*Text under study*
*****

When you upload a document, say example.jpg, SuiteCRM does not store a jpeg file called example.jpg. It stores a base 64 encoded file with a filename that looks like a UUID. I assume this lets them track revisions better.

Setting the Relationship

We finally get to the most important part of this program: setting a relationship between a (custom module) Assignment and the Document we just uploaded. As you might guess that means getting the assignment_id:

function getAssignments($query='', $offset=0, $maxnum=0, $orderby=''){
  try {
  $result = $this->soapclient->get_entry_list(
      $this->sess_id,
      'Assignments',
      $query,
      $orderby,
      $offset,
      array(
      ),
      array(),
      $maxnum,
      0,
      false
  );
  return $result;
  } catch (Exception $e) {
    $this->catchError("getAssignments", $e);
  }
}

This essentially does an SQL query on the back end. The $query parameter is the WHEN clause of that query minus the 'WHEN'. 

This function returns the entire Assignment entry. The id is found thusly:

$assignment = $sugar->getAssignments($assignStr, 0, 1, '');

$assignId = $assignment->entry_list[0]->id;

And finally, we are ready for the final step: setting the relationship! SuiteCRM does some weird internal stuff to set relationships; it's not as simple as a 1-to-many database relationship. Oh no, that would be too easy!  This is the whole reason we have to go through their SOAP server.
Our function for that is fairly straight forward:

function setAssignmentDocumentRelationship($assignId, $docId) {
try {
  //setting relationship for assignment id $assignId and document id $docId
  $result = $this->soapclient->set_relationship(
                    $this->sess_id,
                    "Assignments",
                    $assignId,
                    "assignments_documents_1",
                    array($docId),
                    array(),
                    0
          );
  return $result;
} catch (Exception $e) {
      $this->catchError("setAssignmentDocumentRelationship", $e);
  }
}

Since an Assignment can have several Documents associated with it, I could have passed in several $docIds in the fifth parameter but that would have added complexity to the main program that I didn't feel was justified.

*****

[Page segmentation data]
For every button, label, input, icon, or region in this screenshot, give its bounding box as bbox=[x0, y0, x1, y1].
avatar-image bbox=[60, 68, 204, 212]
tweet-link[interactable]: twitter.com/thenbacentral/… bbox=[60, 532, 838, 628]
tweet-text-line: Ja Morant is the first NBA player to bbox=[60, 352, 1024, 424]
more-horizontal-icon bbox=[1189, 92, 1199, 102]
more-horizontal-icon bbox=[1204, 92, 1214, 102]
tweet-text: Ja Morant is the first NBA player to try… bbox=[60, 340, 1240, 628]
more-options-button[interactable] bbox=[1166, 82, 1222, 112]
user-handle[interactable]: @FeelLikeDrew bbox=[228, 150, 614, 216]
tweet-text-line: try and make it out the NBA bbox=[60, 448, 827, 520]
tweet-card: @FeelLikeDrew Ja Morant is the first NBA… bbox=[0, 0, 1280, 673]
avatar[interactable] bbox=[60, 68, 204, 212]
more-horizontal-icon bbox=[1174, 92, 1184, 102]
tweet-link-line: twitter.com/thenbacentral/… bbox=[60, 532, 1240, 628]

*****

*Problem A*
In the SuiteCRM text, what does SuiteCRM actually store when you upload a document such as example.jpg?
*Problem B*
Write the next part of the SuiteCRM text, picking up after its final sentence.

*Answer area A*
A base 64 encoded file with a filename that looks like a UUID.

*Answer area B*
Capturing errors

Remember up above when we initialized our SOAP object and we set 'trace' => 1? With that set, we can capture the headers of the last request which lets us write error functions like this one:

function catchError($function, $e) {

 $this->log->error( "====== REQUEST HEADERS =====");
 $this->log->error($this->soapclient->__getLastRequestHeaders());

 if ($function != 'uploadFile') {
   $this->log->error( "========= REQUEST ==========");
   $this->log->error($this->soapclient->__getLastRequest());
 }
 $this->log->error( "====== RESPONSE HEADERS =====");
 $this->log->error($this->soapclient->__getLastResponseHeaders());

 $this->log->error( "========= RESPONSE ==========");
 $this->log->error($this->soapclient->__getLastResponse());

 $this->log->error("$function error: $e()");
 // continue on
 throw new Exception($e);

}

The reason for the if ($function != 'uploadFile') is if an error occurs while we're uploading, the entire contents of the base-64 encoded file will appear in the log and you don't want that, believe me!

Conclusion

That's it; how to upload files and set relationships via SuiteCRM's SOAP server. Easy once someone shows you how, eh? ;-)

In my opinion the SuiteCRM documentation is not very helpful, the other examples I've seen were either out of date or missing some important information (I hope I'm not!) and I've heard grumblings that getting information about programming this stuff is very hard to come by. I hope this helps someone.